=== Supplied entries ===
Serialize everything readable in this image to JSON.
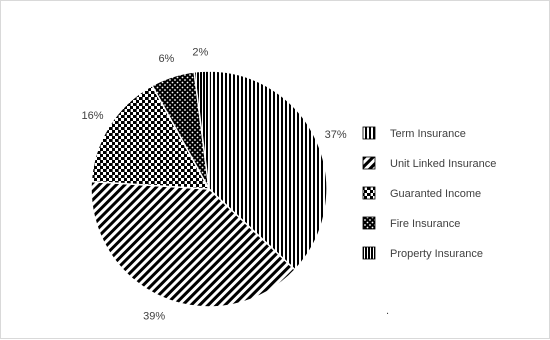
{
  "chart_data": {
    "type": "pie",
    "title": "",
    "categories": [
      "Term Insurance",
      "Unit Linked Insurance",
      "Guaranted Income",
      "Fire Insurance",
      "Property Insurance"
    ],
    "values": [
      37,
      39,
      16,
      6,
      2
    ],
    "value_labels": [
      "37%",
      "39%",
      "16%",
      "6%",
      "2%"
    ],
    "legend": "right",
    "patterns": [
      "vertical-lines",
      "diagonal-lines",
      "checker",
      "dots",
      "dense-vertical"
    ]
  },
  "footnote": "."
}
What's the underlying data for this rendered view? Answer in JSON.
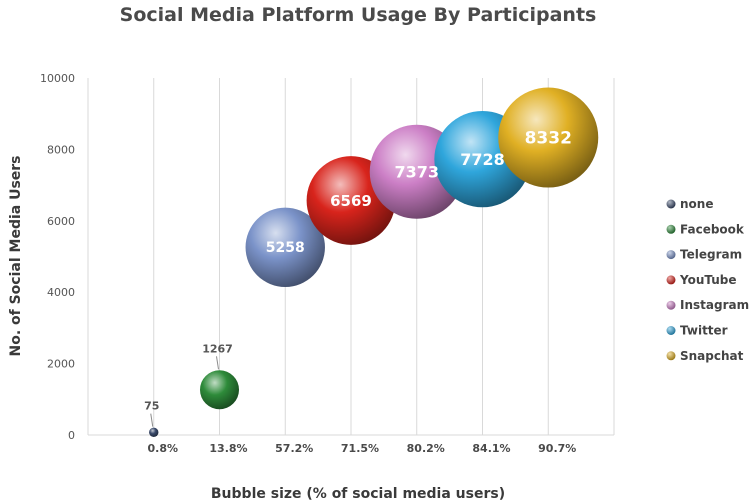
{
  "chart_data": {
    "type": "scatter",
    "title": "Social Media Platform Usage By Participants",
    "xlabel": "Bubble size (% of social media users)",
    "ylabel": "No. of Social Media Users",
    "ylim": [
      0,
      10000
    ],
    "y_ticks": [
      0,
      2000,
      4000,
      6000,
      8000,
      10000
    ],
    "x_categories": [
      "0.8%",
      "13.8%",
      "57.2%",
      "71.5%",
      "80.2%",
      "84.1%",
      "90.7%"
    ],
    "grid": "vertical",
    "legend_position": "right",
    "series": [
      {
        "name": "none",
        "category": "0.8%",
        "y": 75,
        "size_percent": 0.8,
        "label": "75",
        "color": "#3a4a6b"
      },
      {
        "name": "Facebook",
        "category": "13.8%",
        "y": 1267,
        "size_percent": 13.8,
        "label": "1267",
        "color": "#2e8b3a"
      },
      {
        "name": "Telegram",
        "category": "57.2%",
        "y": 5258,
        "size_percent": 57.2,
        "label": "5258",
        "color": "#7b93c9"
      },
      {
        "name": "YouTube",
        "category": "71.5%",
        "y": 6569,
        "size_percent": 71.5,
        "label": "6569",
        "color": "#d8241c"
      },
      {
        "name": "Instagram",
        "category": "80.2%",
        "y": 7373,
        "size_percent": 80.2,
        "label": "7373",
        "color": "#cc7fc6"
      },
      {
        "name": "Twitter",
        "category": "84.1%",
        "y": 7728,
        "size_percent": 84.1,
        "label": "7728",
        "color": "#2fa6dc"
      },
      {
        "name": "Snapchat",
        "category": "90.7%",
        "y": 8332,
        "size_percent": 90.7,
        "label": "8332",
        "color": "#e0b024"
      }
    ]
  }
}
...
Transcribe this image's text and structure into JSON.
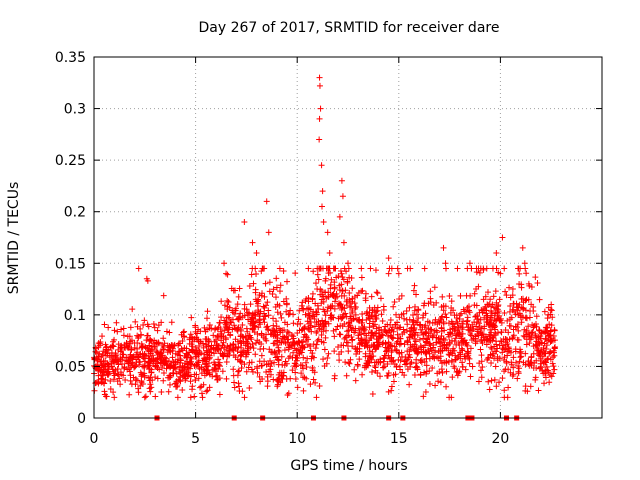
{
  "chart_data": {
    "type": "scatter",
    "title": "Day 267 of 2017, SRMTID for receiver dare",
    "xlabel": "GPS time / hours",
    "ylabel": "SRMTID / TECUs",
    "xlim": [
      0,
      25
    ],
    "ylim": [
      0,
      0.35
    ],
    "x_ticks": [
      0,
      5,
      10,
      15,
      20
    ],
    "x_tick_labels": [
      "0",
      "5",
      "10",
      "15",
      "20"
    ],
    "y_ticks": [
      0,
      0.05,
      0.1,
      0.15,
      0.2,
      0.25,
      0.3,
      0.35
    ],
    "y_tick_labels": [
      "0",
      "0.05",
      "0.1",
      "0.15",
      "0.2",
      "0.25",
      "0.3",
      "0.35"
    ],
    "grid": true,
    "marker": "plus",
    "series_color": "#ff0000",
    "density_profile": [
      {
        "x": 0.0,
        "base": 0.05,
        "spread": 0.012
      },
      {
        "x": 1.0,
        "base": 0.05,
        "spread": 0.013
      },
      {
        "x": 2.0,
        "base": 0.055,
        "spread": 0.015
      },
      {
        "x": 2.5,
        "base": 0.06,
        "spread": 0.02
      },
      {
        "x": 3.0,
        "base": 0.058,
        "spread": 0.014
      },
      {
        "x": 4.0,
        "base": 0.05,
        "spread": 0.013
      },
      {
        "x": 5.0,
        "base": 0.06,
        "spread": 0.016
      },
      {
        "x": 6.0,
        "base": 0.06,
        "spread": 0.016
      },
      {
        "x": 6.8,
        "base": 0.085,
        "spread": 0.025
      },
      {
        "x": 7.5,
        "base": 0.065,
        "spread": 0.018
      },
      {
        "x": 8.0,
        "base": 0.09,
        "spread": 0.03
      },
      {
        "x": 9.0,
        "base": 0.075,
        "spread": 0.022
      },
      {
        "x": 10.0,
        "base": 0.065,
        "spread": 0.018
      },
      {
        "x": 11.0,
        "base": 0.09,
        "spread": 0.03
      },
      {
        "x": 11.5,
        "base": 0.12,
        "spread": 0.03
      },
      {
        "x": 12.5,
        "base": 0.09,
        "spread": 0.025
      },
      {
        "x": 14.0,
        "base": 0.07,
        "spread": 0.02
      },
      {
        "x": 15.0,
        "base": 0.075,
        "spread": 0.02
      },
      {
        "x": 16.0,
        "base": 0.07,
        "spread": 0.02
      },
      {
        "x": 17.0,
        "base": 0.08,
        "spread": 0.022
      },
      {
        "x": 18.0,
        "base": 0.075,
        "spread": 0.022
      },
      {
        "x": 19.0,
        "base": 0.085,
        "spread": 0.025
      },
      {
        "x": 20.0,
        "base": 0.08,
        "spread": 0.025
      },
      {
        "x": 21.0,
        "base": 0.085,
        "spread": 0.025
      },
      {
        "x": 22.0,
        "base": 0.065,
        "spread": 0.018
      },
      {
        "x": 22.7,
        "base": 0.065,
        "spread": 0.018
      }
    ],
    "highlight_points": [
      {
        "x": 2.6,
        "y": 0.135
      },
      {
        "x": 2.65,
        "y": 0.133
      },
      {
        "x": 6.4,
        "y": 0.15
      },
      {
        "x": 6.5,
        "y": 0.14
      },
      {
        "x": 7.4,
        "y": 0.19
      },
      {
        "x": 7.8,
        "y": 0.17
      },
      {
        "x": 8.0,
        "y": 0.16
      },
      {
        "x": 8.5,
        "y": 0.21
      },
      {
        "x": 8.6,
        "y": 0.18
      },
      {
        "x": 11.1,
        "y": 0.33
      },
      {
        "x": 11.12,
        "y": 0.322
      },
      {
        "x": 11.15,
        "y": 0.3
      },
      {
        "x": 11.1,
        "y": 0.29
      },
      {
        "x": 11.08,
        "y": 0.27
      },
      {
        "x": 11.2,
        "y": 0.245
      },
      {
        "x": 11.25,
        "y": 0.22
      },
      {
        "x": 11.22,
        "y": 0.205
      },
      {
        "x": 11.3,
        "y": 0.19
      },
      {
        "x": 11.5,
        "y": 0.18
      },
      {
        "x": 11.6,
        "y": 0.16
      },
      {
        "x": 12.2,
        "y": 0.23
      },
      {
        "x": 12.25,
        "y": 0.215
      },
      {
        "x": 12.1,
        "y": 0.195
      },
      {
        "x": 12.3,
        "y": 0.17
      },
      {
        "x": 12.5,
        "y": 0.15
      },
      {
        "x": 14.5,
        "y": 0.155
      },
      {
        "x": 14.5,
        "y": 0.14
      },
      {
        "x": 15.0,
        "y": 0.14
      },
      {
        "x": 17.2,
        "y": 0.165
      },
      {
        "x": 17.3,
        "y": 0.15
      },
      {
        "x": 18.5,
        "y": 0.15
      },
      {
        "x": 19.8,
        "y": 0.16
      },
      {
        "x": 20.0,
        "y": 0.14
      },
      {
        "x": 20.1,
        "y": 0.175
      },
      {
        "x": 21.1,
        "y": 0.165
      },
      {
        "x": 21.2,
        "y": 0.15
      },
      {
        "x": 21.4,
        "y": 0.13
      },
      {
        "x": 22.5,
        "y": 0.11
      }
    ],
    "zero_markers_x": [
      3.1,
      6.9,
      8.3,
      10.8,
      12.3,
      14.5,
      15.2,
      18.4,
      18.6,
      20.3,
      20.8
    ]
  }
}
--
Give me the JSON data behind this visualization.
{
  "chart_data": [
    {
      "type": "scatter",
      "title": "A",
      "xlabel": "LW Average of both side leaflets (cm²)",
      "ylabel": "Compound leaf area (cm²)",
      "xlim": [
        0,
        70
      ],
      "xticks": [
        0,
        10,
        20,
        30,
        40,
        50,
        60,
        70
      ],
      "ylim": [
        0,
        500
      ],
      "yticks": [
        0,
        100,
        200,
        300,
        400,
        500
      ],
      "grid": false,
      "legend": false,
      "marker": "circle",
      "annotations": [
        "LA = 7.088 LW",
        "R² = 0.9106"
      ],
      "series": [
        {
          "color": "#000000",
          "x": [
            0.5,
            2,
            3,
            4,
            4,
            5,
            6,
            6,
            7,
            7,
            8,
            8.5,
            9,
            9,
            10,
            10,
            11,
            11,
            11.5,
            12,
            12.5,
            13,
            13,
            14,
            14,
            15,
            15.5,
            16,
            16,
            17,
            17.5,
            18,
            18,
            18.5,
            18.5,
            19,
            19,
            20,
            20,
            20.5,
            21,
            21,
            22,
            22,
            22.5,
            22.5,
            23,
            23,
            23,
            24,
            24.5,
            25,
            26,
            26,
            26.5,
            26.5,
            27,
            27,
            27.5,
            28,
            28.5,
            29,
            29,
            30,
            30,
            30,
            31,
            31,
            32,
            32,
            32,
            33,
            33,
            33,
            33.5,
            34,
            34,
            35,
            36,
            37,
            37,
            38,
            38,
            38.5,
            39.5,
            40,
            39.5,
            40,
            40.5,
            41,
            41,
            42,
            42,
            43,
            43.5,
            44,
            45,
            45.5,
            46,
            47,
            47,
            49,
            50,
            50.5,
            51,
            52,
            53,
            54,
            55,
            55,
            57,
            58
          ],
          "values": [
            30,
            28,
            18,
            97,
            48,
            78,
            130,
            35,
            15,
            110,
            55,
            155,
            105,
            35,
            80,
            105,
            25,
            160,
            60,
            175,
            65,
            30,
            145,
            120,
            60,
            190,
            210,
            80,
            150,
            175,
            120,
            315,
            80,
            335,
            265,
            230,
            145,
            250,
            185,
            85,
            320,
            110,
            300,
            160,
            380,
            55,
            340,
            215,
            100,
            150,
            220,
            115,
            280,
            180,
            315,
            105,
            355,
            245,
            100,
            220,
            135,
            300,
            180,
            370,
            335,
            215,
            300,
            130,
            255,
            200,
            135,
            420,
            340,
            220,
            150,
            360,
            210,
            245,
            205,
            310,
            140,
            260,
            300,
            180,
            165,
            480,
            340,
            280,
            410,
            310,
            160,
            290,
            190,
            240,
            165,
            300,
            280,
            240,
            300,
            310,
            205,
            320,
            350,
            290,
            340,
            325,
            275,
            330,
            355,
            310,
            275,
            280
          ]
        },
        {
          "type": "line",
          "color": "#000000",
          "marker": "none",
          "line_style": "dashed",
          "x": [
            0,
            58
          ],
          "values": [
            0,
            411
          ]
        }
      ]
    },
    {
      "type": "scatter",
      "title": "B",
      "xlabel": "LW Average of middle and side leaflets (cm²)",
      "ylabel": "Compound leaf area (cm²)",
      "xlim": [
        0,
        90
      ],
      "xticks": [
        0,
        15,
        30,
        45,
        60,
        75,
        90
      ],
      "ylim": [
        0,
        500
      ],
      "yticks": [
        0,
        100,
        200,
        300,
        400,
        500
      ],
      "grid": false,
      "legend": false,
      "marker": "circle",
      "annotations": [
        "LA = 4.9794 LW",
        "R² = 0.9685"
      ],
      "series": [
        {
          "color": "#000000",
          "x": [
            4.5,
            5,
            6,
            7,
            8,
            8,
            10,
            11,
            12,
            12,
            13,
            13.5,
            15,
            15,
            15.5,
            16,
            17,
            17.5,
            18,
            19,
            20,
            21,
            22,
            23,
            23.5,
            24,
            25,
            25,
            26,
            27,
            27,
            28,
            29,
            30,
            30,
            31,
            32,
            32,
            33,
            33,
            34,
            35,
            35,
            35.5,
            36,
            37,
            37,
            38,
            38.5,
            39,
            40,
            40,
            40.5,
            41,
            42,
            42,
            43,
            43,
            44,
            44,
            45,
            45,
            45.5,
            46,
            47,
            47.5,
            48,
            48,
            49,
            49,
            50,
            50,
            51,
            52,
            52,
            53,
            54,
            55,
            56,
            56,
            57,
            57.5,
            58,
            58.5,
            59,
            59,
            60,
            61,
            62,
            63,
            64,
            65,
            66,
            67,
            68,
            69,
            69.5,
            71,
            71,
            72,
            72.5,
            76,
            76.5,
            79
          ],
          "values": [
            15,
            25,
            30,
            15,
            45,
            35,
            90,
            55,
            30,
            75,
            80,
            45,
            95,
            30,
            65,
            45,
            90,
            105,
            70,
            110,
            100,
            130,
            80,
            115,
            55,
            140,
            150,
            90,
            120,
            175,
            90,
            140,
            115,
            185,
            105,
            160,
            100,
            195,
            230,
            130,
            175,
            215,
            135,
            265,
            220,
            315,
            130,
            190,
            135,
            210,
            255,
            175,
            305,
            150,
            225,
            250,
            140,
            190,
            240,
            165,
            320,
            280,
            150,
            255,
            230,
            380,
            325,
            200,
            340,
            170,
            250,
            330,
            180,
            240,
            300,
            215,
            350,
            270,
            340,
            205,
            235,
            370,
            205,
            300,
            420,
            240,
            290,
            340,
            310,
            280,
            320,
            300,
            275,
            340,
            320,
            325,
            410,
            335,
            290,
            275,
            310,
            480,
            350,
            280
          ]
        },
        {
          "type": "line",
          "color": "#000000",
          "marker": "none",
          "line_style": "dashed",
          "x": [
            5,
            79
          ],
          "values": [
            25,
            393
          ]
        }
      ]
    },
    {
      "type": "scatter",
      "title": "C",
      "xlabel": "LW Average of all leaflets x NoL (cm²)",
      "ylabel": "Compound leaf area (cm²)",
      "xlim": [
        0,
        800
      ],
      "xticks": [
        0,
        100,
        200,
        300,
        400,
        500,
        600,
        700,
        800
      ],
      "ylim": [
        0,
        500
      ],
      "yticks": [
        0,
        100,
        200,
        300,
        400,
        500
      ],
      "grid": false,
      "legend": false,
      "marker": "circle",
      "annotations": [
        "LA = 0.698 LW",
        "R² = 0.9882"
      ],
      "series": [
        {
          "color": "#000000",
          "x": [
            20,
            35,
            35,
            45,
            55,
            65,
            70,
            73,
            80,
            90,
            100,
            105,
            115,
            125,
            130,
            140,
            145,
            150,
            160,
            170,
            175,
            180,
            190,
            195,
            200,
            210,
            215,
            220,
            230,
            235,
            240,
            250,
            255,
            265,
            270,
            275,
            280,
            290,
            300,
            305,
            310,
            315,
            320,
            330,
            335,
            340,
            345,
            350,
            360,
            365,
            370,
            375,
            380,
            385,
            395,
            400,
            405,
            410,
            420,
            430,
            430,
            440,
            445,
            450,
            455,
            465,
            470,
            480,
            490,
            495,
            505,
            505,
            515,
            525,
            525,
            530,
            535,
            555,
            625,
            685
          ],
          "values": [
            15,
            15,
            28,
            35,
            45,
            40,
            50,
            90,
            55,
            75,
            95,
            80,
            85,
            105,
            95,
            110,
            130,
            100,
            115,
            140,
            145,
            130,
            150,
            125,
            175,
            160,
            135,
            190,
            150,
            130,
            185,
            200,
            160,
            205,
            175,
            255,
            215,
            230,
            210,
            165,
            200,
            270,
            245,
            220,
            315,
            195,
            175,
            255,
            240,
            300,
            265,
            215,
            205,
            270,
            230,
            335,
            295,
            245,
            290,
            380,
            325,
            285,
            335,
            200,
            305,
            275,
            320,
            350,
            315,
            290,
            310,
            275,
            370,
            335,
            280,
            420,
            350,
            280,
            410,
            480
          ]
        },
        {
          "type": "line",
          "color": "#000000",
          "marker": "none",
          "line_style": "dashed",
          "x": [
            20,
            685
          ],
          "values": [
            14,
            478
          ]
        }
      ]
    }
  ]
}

=== Exercise goal ===
Search the preceding listing for "SRMTID" and extract every line where it is found.

=== The result ===
    "title": "Day 267 of 2017, SRMTID for receiver dare",
    "ylabel": "SRMTID / TECUs",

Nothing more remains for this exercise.